[Data pulled from a collection]
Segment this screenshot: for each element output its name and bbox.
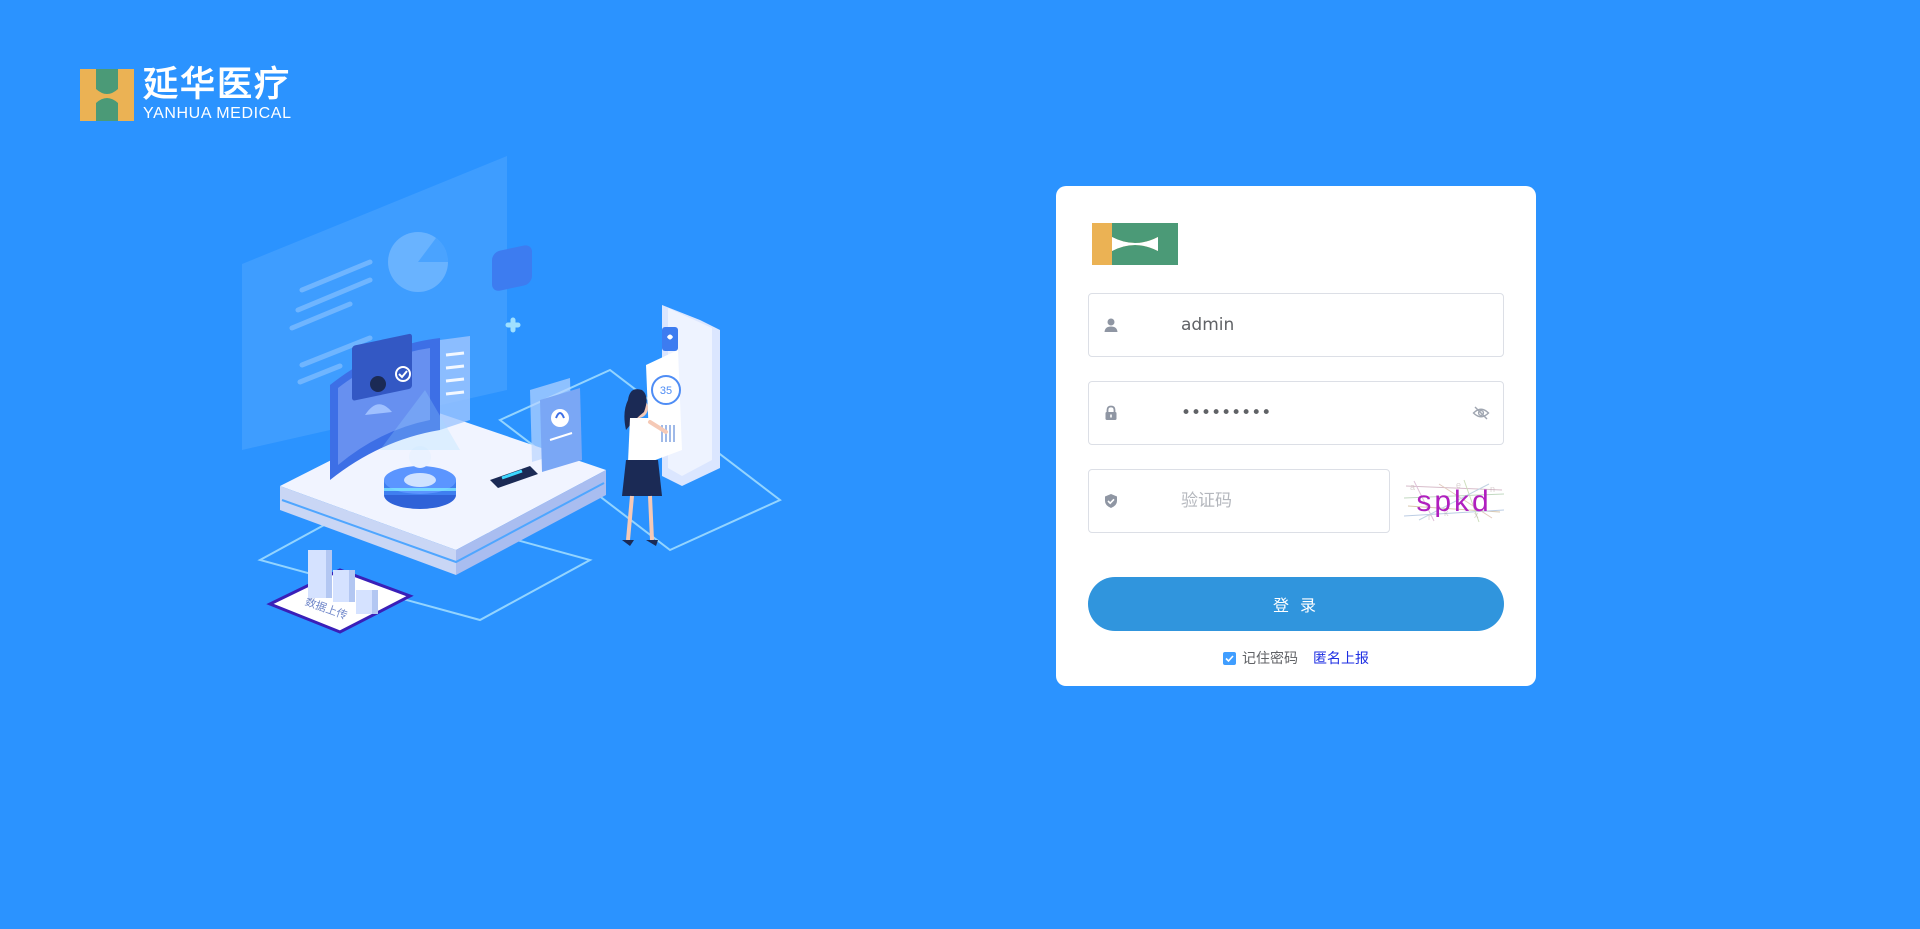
password-field[interactable] — [1088, 381, 1504, 445]
yanhua-logo-icon — [80, 69, 134, 121]
username-input[interactable] — [1181, 305, 1503, 345]
svg-text:a: a — [1410, 482, 1415, 492]
brand-text: 延华医疗 YANHUA MEDICAL — [143, 68, 292, 122]
anonymous-report-link[interactable]: 匿名上报 — [1313, 648, 1369, 668]
login-page: 延华医疗 YANHUA MEDICAL 35 数据上传 admin ••••••… — [0, 0, 1920, 929]
brand-name-en: YANHUA MEDICAL — [143, 105, 292, 122]
user-icon — [1103, 317, 1119, 333]
lock-icon — [1103, 405, 1119, 421]
brand-header: 延华医疗 YANHUA MEDICAL — [80, 68, 292, 122]
captcha-text: spkd — [1416, 485, 1491, 518]
medical-data-illustration: 35 数据上传 — [242, 156, 782, 634]
login-button[interactable]: 登 录 — [1088, 577, 1504, 631]
captcha-field[interactable] — [1088, 469, 1400, 533]
captcha-input[interactable] — [1181, 481, 1400, 521]
eye-off-icon[interactable] — [1471, 403, 1491, 423]
check-icon — [1225, 654, 1234, 662]
username-field[interactable] — [1088, 293, 1504, 357]
shield-check-icon — [1103, 493, 1119, 509]
remember-checkbox[interactable] — [1223, 651, 1236, 665]
remember-label[interactable]: 记住密码 — [1242, 648, 1298, 668]
password-input[interactable] — [1181, 393, 1471, 433]
captcha-image[interactable]: are xnk spkd — [1404, 476, 1504, 526]
phone-counter-text: 35 — [660, 385, 672, 397]
brand-name-cn: 延华医疗 — [143, 65, 292, 105]
remember-row: 记住密码 匿名上报 — [1056, 648, 1536, 668]
login-card: are xnk spkd 登 录 记住密码 匿名上报 — [1056, 186, 1536, 686]
card-logo-icon — [1092, 223, 1178, 265]
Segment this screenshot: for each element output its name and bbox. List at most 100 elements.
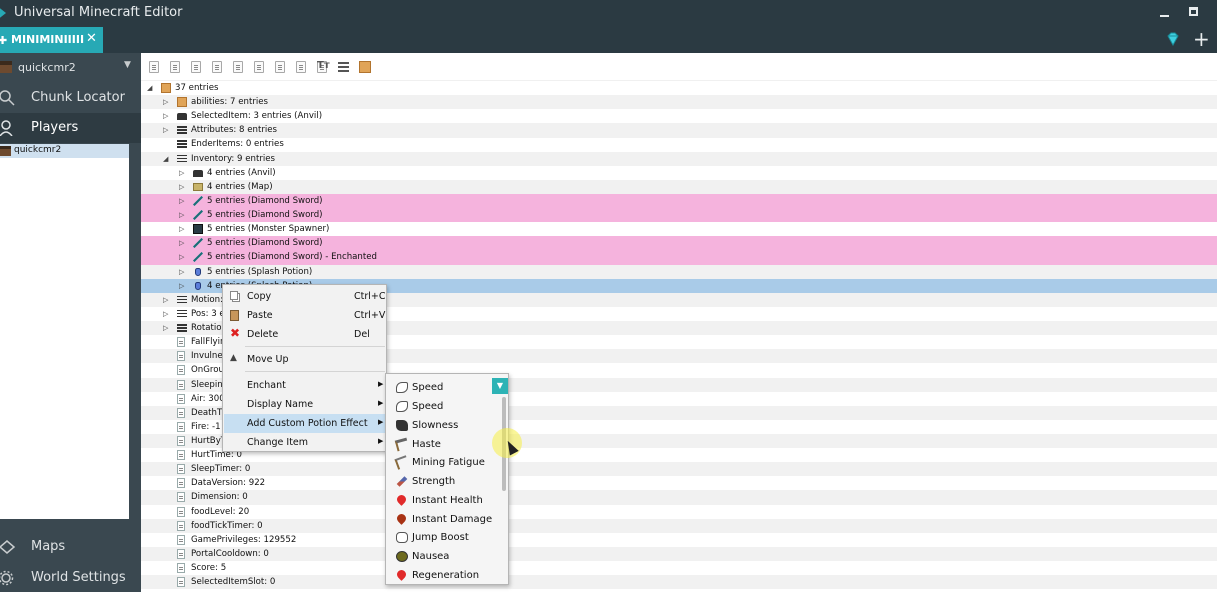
- expander-icon[interactable]: ▷: [179, 208, 184, 222]
- app-logo-icon: [0, 8, 6, 18]
- expander-icon[interactable]: ▷: [179, 180, 184, 194]
- display-name-menu-item[interactable]: Display Name ▶: [224, 395, 386, 414]
- tree-row[interactable]: SelectedItemSlot: 0: [141, 575, 1217, 590]
- tree-row[interactable]: ▷ Attributes: 8 entries: [141, 123, 1217, 138]
- tab-close-icon[interactable]: ✕: [86, 31, 97, 46]
- expander-icon[interactable]: ▷: [179, 194, 184, 208]
- tree-row-label: Air: 300: [191, 393, 225, 404]
- tree-row[interactable]: ▷ 5 entries (Diamond Sword) - Enchanted: [141, 250, 1217, 265]
- doc-icon: [177, 365, 185, 376]
- toolbar: Tт: [141, 53, 1217, 81]
- add-byte-array-icon[interactable]: [275, 61, 285, 73]
- potion-option[interactable]: Speed: [390, 397, 502, 416]
- tree-row[interactable]: DataVersion: 922: [141, 476, 1217, 490]
- search-icon: [0, 90, 15, 106]
- add-double-tag-icon[interactable]: [254, 61, 264, 73]
- delete-menu-item[interactable]: ✖ Delete Del: [224, 325, 386, 344]
- potion-effect-dropdown: Speed ▼ Speed Slowness Haste Mining Fatigue…: [385, 373, 509, 585]
- add-short-tag-icon[interactable]: [170, 61, 180, 73]
- tree-row[interactable]: ▷ abilities: 7 entries: [141, 95, 1217, 110]
- add-custom-potion-effect-menu-item[interactable]: Add Custom Potion Effect ▶: [224, 414, 386, 433]
- tree-row-label: SelectedItem: 3 entries (Anvil): [191, 111, 323, 122]
- add-int-tag-icon[interactable]: [191, 61, 201, 73]
- player-avatar-icon: [0, 146, 11, 156]
- minimize-button[interactable]: [1160, 8, 1170, 18]
- sidebar-item-world-settings[interactable]: World Settings: [0, 563, 141, 592]
- potion-option[interactable]: Strength: [390, 472, 502, 491]
- add-list-tag-icon[interactable]: [338, 61, 349, 72]
- potion-option[interactable]: Instant Health: [390, 491, 502, 510]
- potion-option[interactable]: Mining Fatigue: [390, 453, 502, 472]
- expander-icon[interactable]: ▷: [163, 95, 168, 109]
- add-compound-tag-icon[interactable]: [359, 61, 371, 73]
- world-tab[interactable]: ✚ MINIMINIIIII ✕: [0, 27, 103, 53]
- list-icon: [177, 309, 187, 319]
- add-long-tag-icon[interactable]: [212, 61, 222, 73]
- tree-row[interactable]: ▷ 5 entries (Monster Spawner): [141, 222, 1217, 236]
- potion-effect-combobox[interactable]: Speed: [390, 378, 502, 397]
- change-item-menu-item[interactable]: Change Item ▶: [224, 433, 386, 452]
- enchant-menu-item[interactable]: Enchant ▶: [224, 376, 386, 395]
- tree-row[interactable]: foodLevel: 20: [141, 505, 1217, 519]
- expander-icon[interactable]: ▷: [163, 123, 168, 137]
- tree-row[interactable]: ▷ 5 entries (Diamond Sword): [141, 193, 1217, 209]
- add-string-tag-icon[interactable]: Tт: [317, 60, 330, 71]
- copy-menu-item[interactable]: Copy Ctrl+C: [224, 287, 386, 306]
- sidebar-item-maps[interactable]: Maps: [0, 532, 141, 562]
- chevron-down-icon[interactable]: ▼: [492, 378, 508, 394]
- expander-icon[interactable]: ◢: [163, 152, 168, 166]
- tree-row[interactable]: GamePrivileges: 129552: [141, 533, 1217, 547]
- add-tab-button[interactable]: +: [1193, 28, 1210, 50]
- tree-row[interactable]: EnderItems: 0 entries: [141, 137, 1217, 151]
- expander-icon[interactable]: ▷: [179, 236, 184, 250]
- tree-row[interactable]: PortalCooldown: 0: [141, 546, 1217, 562]
- expander-icon[interactable]: ▷: [163, 293, 168, 307]
- sidebar-item-chunk-locator[interactable]: Chunk Locator: [0, 83, 141, 113]
- expander-icon[interactable]: ▷: [163, 321, 168, 335]
- potion-option[interactable]: Haste: [390, 435, 502, 454]
- expander-icon[interactable]: ▷: [179, 250, 184, 264]
- tree-row[interactable]: ▷ 4 entries (Map): [141, 179, 1217, 195]
- expander-icon[interactable]: ▷: [163, 307, 168, 321]
- expander-icon[interactable]: ▷: [163, 109, 168, 123]
- potion-icon: [195, 281, 201, 290]
- tree-row[interactable]: Dimension: 0: [141, 490, 1217, 505]
- doc-icon: [177, 464, 185, 475]
- tree-row[interactable]: ▷ 5 entries (Diamond Sword): [141, 236, 1217, 251]
- tree-row[interactable]: ▷ 5 entries (Splash Potion): [141, 264, 1217, 279]
- sword-icon: [193, 210, 203, 221]
- expander-icon[interactable]: ▷: [179, 265, 184, 279]
- player-dropdown[interactable]: quickcmr2 ▼: [0, 56, 138, 78]
- paste-menu-item[interactable]: Paste Ctrl+V: [224, 306, 386, 325]
- tree-row[interactable]: foodTickTimer: 0: [141, 518, 1217, 533]
- window-title: Universal Minecraft Editor: [14, 5, 183, 20]
- expander-icon[interactable]: ▷: [179, 222, 184, 236]
- move-up-menu-item[interactable]: ▲ Move Up: [224, 350, 386, 369]
- players-list: quickcmr2: [0, 144, 129, 519]
- tree-row[interactable]: ◢ 37 entries: [141, 81, 1217, 95]
- sidebar-item-players[interactable]: Players: [0, 113, 141, 143]
- tree-row[interactable]: ◢ Inventory: 9 entries: [141, 151, 1217, 166]
- add-float-tag-icon[interactable]: [233, 61, 243, 73]
- add-int-array-icon[interactable]: [296, 61, 306, 73]
- add-byte-tag-icon[interactable]: [149, 61, 159, 73]
- potion-option[interactable]: Jump Boost: [390, 528, 502, 547]
- expander-icon[interactable]: ▷: [179, 166, 184, 180]
- diamond-icon[interactable]: [1166, 32, 1180, 46]
- expander-icon[interactable]: ◢: [147, 81, 152, 95]
- maximize-button[interactable]: [1189, 7, 1198, 16]
- potion-option[interactable]: Nausea: [390, 547, 502, 566]
- expander-icon[interactable]: ▷: [179, 279, 184, 293]
- tree-row[interactable]: ▷ 4 entries (Anvil): [141, 166, 1217, 180]
- potion-option[interactable]: Regeneration: [390, 566, 502, 585]
- list-item[interactable]: quickcmr2: [0, 144, 129, 158]
- potion-option-label: Mining Fatigue: [412, 457, 485, 469]
- tree-row[interactable]: SleepTimer: 0: [141, 462, 1217, 477]
- tree-row[interactable]: Score: 5: [141, 561, 1217, 575]
- title-bar: Universal Minecraft Editor: [0, 0, 1217, 27]
- user-icon: [0, 120, 13, 136]
- tree-row[interactable]: ▷ 5 entries (Diamond Sword): [141, 208, 1217, 223]
- tree-row[interactable]: ▷ SelectedItem: 3 entries (Anvil): [141, 109, 1217, 123]
- potion-option[interactable]: Slowness: [390, 416, 502, 435]
- potion-option[interactable]: Instant Damage: [390, 510, 502, 529]
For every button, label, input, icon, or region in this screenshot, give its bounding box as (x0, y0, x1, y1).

> **Given task**
Copy out the entries word for word from the very beginning up to and including the line that contains "most 100 elements.". Leave the pictures out.

> **Task output**
Segment this screenshot: for each element output its name and bbox.
password-field[interactable] — [1088, 381, 1504, 445]
yanhua-logo-icon — [80, 69, 134, 121]
username-input[interactable] — [1181, 305, 1503, 345]
svg-text:a: a — [1410, 482, 1415, 492]
brand-text: 延华医疗 YANHUA MEDICAL — [143, 68, 292, 122]
anonymous-report-link[interactable]: 匿名上报 — [1313, 648, 1369, 668]
login-page: 延华医疗 YANHUA MEDICAL 35 数据上传 admin ••••••… — [0, 0, 1920, 929]
brand-name-en: YANHUA MEDICAL — [143, 105, 292, 122]
user-icon — [1103, 317, 1119, 333]
lock-icon — [1103, 405, 1119, 421]
brand-header: 延华医疗 YANHUA MEDICAL — [80, 68, 292, 122]
captcha-text: spkd — [1416, 485, 1491, 518]
medical-data-illustration: 35 数据上传 — [242, 156, 782, 634]
login-button[interactable]: 登 录 — [1088, 577, 1504, 631]
captcha-field[interactable] — [1088, 469, 1400, 533]
captcha-input[interactable] — [1181, 481, 1400, 521]
eye-off-icon[interactable] — [1471, 403, 1491, 423]
check-icon — [1225, 654, 1234, 662]
username-field[interactable] — [1088, 293, 1504, 357]
shield-check-icon — [1103, 493, 1119, 509]
remember-checkbox[interactable] — [1223, 651, 1236, 665]
remember-label[interactable]: 记住密码 — [1242, 648, 1298, 668]
password-input[interactable] — [1181, 393, 1471, 433]
captcha-image[interactable]: are xnk spkd — [1404, 476, 1504, 526]
phone-counter-text: 35 — [660, 385, 672, 397]
brand-name-cn: 延华医疗 — [143, 65, 292, 105]
remember-row: 记住密码 匿名上报 — [1056, 648, 1536, 668]
login-card: are xnk spkd 登 录 记住密码 匿名上报 — [1056, 186, 1536, 686]
card-logo-icon — [1092, 223, 1178, 265]
Segment this screenshot: for each element output its name and bbox. List at most 100 elements.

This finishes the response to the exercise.